PROBLEM DETAILS
All entries below are to be set down again, identical to the source.

INPUT DATA
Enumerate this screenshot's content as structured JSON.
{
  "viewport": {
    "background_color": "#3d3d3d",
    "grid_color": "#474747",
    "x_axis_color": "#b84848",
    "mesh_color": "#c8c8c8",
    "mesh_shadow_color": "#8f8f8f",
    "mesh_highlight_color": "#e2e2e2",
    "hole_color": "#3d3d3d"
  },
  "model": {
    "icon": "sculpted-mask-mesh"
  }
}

TASK RESULT
Enumerate this screenshot's content as structured JSON.
{
  "viewport": {
    "background_color": "#3d3d3d",
    "grid_color": "#474747",
    "x_axis_color": "#b84848",
    "mesh_color": "#c8c8c8",
    "mesh_shadow_color": "#8f8f8f",
    "mesh_highlight_color": "#e2e2e2",
    "hole_color": "#3d3d3d"
  },
  "model": {
    "icon": "sculpted-mask-mesh"
  }
}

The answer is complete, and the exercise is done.